(Saved entries)
***

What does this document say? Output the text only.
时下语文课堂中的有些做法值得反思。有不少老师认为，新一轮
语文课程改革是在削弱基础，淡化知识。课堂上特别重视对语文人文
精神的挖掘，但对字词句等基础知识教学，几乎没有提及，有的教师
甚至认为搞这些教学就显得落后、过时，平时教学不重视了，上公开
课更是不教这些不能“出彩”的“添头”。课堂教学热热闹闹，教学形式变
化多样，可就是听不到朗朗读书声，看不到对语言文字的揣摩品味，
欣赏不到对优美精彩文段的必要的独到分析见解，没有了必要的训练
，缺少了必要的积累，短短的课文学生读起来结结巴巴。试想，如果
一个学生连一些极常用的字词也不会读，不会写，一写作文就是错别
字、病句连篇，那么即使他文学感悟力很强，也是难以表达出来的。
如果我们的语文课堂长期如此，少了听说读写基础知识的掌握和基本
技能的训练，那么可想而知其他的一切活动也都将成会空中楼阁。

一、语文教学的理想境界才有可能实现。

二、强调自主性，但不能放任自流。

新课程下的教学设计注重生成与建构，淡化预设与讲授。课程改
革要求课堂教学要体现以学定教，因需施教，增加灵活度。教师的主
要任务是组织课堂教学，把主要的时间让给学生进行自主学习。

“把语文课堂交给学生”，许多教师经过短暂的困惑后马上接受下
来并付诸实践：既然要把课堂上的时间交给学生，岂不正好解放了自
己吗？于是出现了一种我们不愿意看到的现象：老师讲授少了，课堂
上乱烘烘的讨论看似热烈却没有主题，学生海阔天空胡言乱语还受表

***

EXERCISE REQUIREMENTS -
In full and verbatim, repeat the records given above.

ANSWER TO THE PROBLEM -
What does this document say? Output the text only.
时下语文课堂中的有些做法值得反思。有不少老师认为，新一轮
语文课程改革是在削弱基础，淡化知识。课堂上特别重视对语文人文
精神的挖掘，但对字词句等基础知识教学，几乎没有提及，有的教师
甚至认为搞这些教学就显得落后、过时，平时教学不重视了，上公开
课更是不教这些不能“出彩”的“添头”。课堂教学热热闹闹，教学形式变
化多样，可就是听不到朗朗读书声，看不到对语言文字的揣摩品味，
欣赏不到对优美精彩文段的必要的独到分析见解，没有了必要的训练
，缺少了必要的积累，短短的课文学生读起来结结巴巴。试想，如果
一个学生连一些极常用的字词也不会读，不会写，一写作文就是错别
字、病句连篇，那么即使他文学感悟力很强，也是难以表达出来的。
如果我们的语文课堂长期如此，少了听说读写基础知识的掌握和基本
技能的训练，那么可想而知其他的一切活动也都将成会空中楼阁。

一、语文教学的理想境界才有可能实现。

二、强调自主性，但不能放任自流。

新课程下的教学设计注重生成与建构，淡化预设与讲授。课程改
革要求课堂教学要体现以学定教，因需施教，增加灵活度。教师的主
要任务是组织课堂教学，把主要的时间让给学生进行自主学习。

“把语文课堂交给学生”，许多教师经过短暂的困惑后马上接受下
来并付诸实践：既然要把课堂上的时间交给学生，岂不正好解放了自
己吗？于是出现了一种我们不愿意看到的现象：老师讲授少了，课堂
上乱烘烘的讨论看似热烈却没有主题，学生海阔天空胡言乱语还受表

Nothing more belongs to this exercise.